Collected data entries:
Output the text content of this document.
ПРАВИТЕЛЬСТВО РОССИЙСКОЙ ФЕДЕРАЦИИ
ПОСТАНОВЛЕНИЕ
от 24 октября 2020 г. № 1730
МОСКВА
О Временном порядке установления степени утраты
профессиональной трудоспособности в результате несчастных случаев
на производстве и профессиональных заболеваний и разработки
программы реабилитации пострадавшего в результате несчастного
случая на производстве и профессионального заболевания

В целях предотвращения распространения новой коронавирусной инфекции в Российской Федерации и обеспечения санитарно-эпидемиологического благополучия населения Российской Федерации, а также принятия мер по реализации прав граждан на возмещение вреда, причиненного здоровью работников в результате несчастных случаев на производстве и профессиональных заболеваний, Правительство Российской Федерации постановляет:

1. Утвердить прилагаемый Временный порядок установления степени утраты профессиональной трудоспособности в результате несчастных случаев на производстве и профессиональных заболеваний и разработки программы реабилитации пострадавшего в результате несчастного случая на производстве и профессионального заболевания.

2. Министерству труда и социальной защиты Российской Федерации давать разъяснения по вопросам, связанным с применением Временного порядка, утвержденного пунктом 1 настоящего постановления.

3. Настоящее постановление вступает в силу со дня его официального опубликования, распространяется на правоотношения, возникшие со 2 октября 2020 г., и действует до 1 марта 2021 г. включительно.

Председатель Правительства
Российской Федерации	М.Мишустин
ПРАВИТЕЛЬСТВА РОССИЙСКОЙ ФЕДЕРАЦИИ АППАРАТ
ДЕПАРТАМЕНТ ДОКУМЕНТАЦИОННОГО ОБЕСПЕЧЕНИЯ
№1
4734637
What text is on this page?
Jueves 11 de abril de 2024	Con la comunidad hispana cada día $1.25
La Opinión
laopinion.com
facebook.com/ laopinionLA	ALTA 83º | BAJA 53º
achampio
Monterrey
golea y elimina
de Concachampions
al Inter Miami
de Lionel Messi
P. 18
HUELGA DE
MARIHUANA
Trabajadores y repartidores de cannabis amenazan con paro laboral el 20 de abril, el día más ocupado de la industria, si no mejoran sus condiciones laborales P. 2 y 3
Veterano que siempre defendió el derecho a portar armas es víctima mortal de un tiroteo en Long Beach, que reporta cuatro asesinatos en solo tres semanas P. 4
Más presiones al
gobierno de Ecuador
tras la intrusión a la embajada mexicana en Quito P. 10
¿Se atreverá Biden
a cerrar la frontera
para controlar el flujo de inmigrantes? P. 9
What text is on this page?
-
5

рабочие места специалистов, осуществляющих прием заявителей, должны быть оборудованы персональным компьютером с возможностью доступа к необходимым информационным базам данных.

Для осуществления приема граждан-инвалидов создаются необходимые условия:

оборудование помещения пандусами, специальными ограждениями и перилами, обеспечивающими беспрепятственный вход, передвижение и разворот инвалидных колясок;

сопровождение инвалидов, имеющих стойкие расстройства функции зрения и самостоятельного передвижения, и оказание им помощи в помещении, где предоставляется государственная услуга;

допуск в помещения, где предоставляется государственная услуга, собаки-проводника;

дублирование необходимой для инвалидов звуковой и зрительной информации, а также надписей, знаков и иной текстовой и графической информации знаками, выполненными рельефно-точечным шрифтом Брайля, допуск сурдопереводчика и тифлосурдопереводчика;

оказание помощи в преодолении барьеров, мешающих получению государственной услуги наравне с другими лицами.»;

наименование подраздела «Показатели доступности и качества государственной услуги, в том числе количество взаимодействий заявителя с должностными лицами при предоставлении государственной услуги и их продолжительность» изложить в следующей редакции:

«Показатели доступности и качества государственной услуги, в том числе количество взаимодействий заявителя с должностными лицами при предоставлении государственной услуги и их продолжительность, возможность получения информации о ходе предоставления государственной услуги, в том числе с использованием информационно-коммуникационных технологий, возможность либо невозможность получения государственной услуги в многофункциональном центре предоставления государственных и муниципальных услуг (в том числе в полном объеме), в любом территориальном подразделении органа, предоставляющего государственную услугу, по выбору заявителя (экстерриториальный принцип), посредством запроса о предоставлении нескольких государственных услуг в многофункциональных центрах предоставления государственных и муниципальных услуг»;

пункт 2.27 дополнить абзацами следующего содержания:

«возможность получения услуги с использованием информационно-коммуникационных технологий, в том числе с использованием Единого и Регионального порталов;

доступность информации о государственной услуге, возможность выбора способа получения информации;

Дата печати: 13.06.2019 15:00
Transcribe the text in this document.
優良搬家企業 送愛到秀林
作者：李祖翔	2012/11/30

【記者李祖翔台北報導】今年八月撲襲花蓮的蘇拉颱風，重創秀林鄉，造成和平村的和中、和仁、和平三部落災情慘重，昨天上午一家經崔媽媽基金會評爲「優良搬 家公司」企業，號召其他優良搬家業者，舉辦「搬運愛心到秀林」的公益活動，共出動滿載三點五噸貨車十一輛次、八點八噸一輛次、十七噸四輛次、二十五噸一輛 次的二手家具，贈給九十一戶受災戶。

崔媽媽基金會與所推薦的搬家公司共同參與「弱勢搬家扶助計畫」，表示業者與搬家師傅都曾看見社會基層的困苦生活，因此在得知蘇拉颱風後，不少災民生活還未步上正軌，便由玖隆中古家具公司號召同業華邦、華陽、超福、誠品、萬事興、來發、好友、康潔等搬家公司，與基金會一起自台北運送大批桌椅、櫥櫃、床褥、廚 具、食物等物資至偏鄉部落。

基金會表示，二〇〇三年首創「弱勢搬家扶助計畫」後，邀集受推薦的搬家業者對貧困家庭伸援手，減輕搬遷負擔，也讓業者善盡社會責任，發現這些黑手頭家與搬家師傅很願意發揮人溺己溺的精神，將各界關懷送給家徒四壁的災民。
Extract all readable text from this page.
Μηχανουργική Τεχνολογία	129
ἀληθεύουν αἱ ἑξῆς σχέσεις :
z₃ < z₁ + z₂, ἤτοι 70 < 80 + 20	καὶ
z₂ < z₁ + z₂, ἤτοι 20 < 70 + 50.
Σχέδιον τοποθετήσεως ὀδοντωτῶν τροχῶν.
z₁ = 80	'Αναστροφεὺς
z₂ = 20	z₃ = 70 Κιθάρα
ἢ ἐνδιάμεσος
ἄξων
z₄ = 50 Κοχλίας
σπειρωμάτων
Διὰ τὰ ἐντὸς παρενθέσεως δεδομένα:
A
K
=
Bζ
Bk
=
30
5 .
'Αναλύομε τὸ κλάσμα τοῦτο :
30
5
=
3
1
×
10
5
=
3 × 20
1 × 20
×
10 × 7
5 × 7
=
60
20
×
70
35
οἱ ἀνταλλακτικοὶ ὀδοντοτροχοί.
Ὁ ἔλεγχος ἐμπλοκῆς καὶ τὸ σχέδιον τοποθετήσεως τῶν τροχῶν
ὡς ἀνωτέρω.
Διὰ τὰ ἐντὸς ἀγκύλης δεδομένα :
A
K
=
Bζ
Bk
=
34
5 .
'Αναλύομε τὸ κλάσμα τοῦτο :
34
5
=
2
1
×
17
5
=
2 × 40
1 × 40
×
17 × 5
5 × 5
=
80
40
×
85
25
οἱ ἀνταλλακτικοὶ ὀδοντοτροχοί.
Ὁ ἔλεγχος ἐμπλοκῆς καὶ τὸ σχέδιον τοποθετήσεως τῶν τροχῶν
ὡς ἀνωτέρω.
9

## INSTRUCTIONS TO FOLLOW
All of the data above should be transcribed exactly.

## CORRECT RESULT
Output the text content of this document.
ПРАВИТЕЛЬСТВО РОССИЙСКОЙ ФЕДЕРАЦИИ
ПОСТАНОВЛЕНИЕ
от 24 октября 2020 г. № 1730
МОСКВА
О Временном порядке установления степени утраты
профессиональной трудоспособности в результате несчастных случаев
на производстве и профессиональных заболеваний и разработки
программы реабилитации пострадавшего в результате несчастного
случая на производстве и профессионального заболевания

В целях предотвращения распространения новой коронавирусной инфекции в Российской Федерации и обеспечения санитарно-эпидемиологического благополучия населения Российской Федерации, а также принятия мер по реализации прав граждан на возмещение вреда, причиненного здоровью работников в результате несчастных случаев на производстве и профессиональных заболеваний, Правительство Российской Федерации постановляет:

1. Утвердить прилагаемый Временный порядок установления степени утраты профессиональной трудоспособности в результате несчастных случаев на производстве и профессиональных заболеваний и разработки программы реабилитации пострадавшего в результате несчастного случая на производстве и профессионального заболевания.

2. Министерству труда и социальной защиты Российской Федерации давать разъяснения по вопросам, связанным с применением Временного порядка, утвержденного пунктом 1 настоящего постановления.

3. Настоящее постановление вступает в силу со дня его официального опубликования, распространяется на правоотношения, возникшие со 2 октября 2020 г., и действует до 1 марта 2021 г. включительно.

Председатель Правительства
Российской Федерации	М.Мишустин
ПРАВИТЕЛЬСТВА РОССИЙСКОЙ ФЕДЕРАЦИИ АППАРАТ
ДЕПАРТАМЕНТ ДОКУМЕНТАЦИОННОГО ОБЕСПЕЧЕНИЯ
№1
4734637
What text is on this page?
Jueves 11 de abril de 2024	Con la comunidad hispana cada día $1.25
La Opinión
laopinion.com
facebook.com/ laopinionLA	ALTA 83º | BAJA 53º
achampio
Monterrey
golea y elimina
de Concachampions
al Inter Miami
de Lionel Messi
P. 18
HUELGA DE
MARIHUANA
Trabajadores y repartidores de cannabis amenazan con paro laboral el 20 de abril, el día más ocupado de la industria, si no mejoran sus condiciones laborales P. 2 y 3
Veterano que siempre defendió el derecho a portar armas es víctima mortal de un tiroteo en Long Beach, que reporta cuatro asesinatos en solo tres semanas P. 4
Más presiones al
gobierno de Ecuador
tras la intrusión a la embajada mexicana en Quito P. 10
¿Se atreverá Biden
a cerrar la frontera
para controlar el flujo de inmigrantes? P. 9
What text is on this page?
-
5

рабочие места специалистов, осуществляющих прием заявителей, должны быть оборудованы персональным компьютером с возможностью доступа к необходимым информационным базам данных.

Для осуществления приема граждан-инвалидов создаются необходимые условия:

оборудование помещения пандусами, специальными ограждениями и перилами, обеспечивающими беспрепятственный вход, передвижение и разворот инвалидных колясок;

сопровождение инвалидов, имеющих стойкие расстройства функции зрения и самостоятельного передвижения, и оказание им помощи в помещении, где предоставляется государственная услуга;

допуск в помещения, где предоставляется государственная услуга, собаки-проводника;

дублирование необходимой для инвалидов звуковой и зрительной информации, а также надписей, знаков и иной текстовой и графической информации знаками, выполненными рельефно-точечным шрифтом Брайля, допуск сурдопереводчика и тифлосурдопереводчика;

оказание помощи в преодолении барьеров, мешающих получению государственной услуги наравне с другими лицами.»;

наименование подраздела «Показатели доступности и качества государственной услуги, в том числе количество взаимодействий заявителя с должностными лицами при предоставлении государственной услуги и их продолжительность» изложить в следующей редакции:

«Показатели доступности и качества государственной услуги, в том числе количество взаимодействий заявителя с должностными лицами при предоставлении государственной услуги и их продолжительность, возможность получения информации о ходе предоставления государственной услуги, в том числе с использованием информационно-коммуникационных технологий, возможность либо невозможность получения государственной услуги в многофункциональном центре предоставления государственных и муниципальных услуг (в том числе в полном объеме), в любом территориальном подразделении органа, предоставляющего государственную услугу, по выбору заявителя (экстерриториальный принцип), посредством запроса о предоставлении нескольких государственных услуг в многофункциональных центрах предоставления государственных и муниципальных услуг»;

пункт 2.27 дополнить абзацами следующего содержания:

«возможность получения услуги с использованием информационно-коммуникационных технологий, в том числе с использованием Единого и Регионального порталов;

доступность информации о государственной услуге, возможность выбора способа получения информации;

Дата печати: 13.06.2019 15:00
Transcribe the text in this document.
優良搬家企業 送愛到秀林
作者：李祖翔	2012/11/30

【記者李祖翔台北報導】今年八月撲襲花蓮的蘇拉颱風，重創秀林鄉，造成和平村的和中、和仁、和平三部落災情慘重，昨天上午一家經崔媽媽基金會評爲「優良搬 家公司」企業，號召其他優良搬家業者，舉辦「搬運愛心到秀林」的公益活動，共出動滿載三點五噸貨車十一輛次、八點八噸一輛次、十七噸四輛次、二十五噸一輛 次的二手家具，贈給九十一戶受災戶。

崔媽媽基金會與所推薦的搬家公司共同參與「弱勢搬家扶助計畫」，表示業者與搬家師傅都曾看見社會基層的困苦生活，因此在得知蘇拉颱風後，不少災民生活還未步上正軌，便由玖隆中古家具公司號召同業華邦、華陽、超福、誠品、萬事興、來發、好友、康潔等搬家公司，與基金會一起自台北運送大批桌椅、櫥櫃、床褥、廚 具、食物等物資至偏鄉部落。

基金會表示，二〇〇三年首創「弱勢搬家扶助計畫」後，邀集受推薦的搬家業者對貧困家庭伸援手，減輕搬遷負擔，也讓業者善盡社會責任，發現這些黑手頭家與搬家師傅很願意發揮人溺己溺的精神，將各界關懷送給家徒四壁的災民。
Extract all readable text from this page.
Μηχανουργική Τεχνολογία	129
ἀληθεύουν αἱ ἑξῆς σχέσεις :
z₃ < z₁ + z₂, ἤτοι 70 < 80 + 20	καὶ
z₂ < z₁ + z₂, ἤτοι 20 < 70 + 50.
Σχέδιον τοποθετήσεως ὀδοντωτῶν τροχῶν.
z₁ = 80	'Αναστροφεὺς
z₂ = 20	z₃ = 70 Κιθάρα
ἢ ἐνδιάμεσος
ἄξων
z₄ = 50 Κοχλίας
σπειρωμάτων
Διὰ τὰ ἐντὸς παρενθέσεως δεδομένα:
A
K
=
Bζ
Bk
=
30
5 .
'Αναλύομε τὸ κλάσμα τοῦτο :
30
5
=
3
1
×
10
5
=
3 × 20
1 × 20
×
10 × 7
5 × 7
=
60
20
×
70
35
οἱ ἀνταλλακτικοὶ ὀδοντοτροχοί.
Ὁ ἔλεγχος ἐμπλοκῆς καὶ τὸ σχέδιον τοποθετήσεως τῶν τροχῶν
ὡς ἀνωτέρω.
Διὰ τὰ ἐντὸς ἀγκύλης δεδομένα :
A
K
=
Bζ
Bk
=
34
5 .
'Αναλύομε τὸ κλάσμα τοῦτο :
34
5
=
2
1
×
17
5
=
2 × 40
1 × 40
×
17 × 5
5 × 5
=
80
40
×
85
25
οἱ ἀνταλλακτικοὶ ὀδοντοτροχοί.
Ὁ ἔλεγχος ἐμπλοκῆς καὶ τὸ σχέδιον τοποθετήσεως τῶν τροχῶν
ὡς ἀνωτέρω.
9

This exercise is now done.